-- Start --

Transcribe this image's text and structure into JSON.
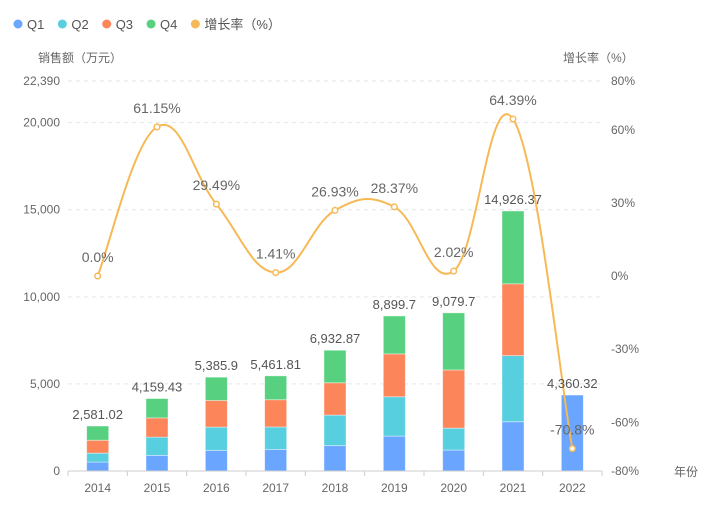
{
  "chart_data": {
    "type": "bar",
    "stacked": true,
    "categories": [
      "2014",
      "2015",
      "2016",
      "2017",
      "2018",
      "2019",
      "2020",
      "2021",
      "2022"
    ],
    "series": [
      {
        "name": "Q1",
        "color": "#6aa6ff",
        "values": [
          513,
          898,
          1186,
          1238,
          1455,
          2004,
          1202,
          2828,
          4360.32
        ]
      },
      {
        "name": "Q2",
        "color": "#58cfdf",
        "values": [
          513,
          1047,
          1335,
          1290,
          1754,
          2257,
          1258,
          3796,
          0
        ]
      },
      {
        "name": "Q3",
        "color": "#fc865a",
        "values": [
          741,
          1105,
          1530,
          1564,
          1856,
          2463,
          3342,
          4122,
          0
        ]
      },
      {
        "name": "Q4",
        "color": "#57d17f",
        "values": [
          814.02,
          1109.43,
          1334.9,
          1369.81,
          1867.87,
          2175.7,
          3277.7,
          4180.37,
          0
        ]
      }
    ],
    "totals_labels": [
      "2,581.02",
      "4,159.43",
      "5,385.9",
      "5,461.81",
      "6,932.87",
      "8,899.7",
      "9,079.7",
      "14,926.37",
      "4,360.32"
    ],
    "line_series": {
      "name": "增长率（%）",
      "color": "#f7b955",
      "axis": "right",
      "values": [
        0.0,
        61.15,
        29.49,
        1.41,
        26.93,
        28.37,
        2.02,
        64.39,
        -70.8
      ],
      "labels": [
        "0.0%",
        "61.15%",
        "29.49%",
        "1.41%",
        "26.93%",
        "28.37%",
        "2.02%",
        "64.39%",
        "-70.8%"
      ]
    },
    "ylabel": "销售额（万元）",
    "ylabel_right": "增长率（%）",
    "xlabel": "年份",
    "ylim": [
      0,
      22390
    ],
    "yticks": [
      0,
      5000,
      10000,
      15000,
      20000,
      22390
    ],
    "ytick_labels": [
      "0",
      "5,000",
      "10,000",
      "15,000",
      "20,000",
      "22,390"
    ],
    "ylim_right": [
      -80,
      80
    ],
    "yticks_right": [
      -80,
      -60,
      -30,
      0,
      30,
      60,
      80
    ],
    "ytick_labels_right": [
      "-80%",
      "-60%",
      "-30%",
      "0%",
      "30%",
      "60%",
      "80%"
    ],
    "legend": [
      "Q1",
      "Q2",
      "Q3",
      "Q4",
      "增长率（%）"
    ],
    "legend_position": "top-left",
    "grid": true
  }
}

-- End --

• YOUR INSTRUCTIONS:
Find the word "name" in the entries, and copy every line it shows up in.

• THE COMPLETED TASK:
        "name": "Q1",
        "name": "Q2",
        "name": "Q3",
        "name": "Q4",
      "name": "增长率（%）",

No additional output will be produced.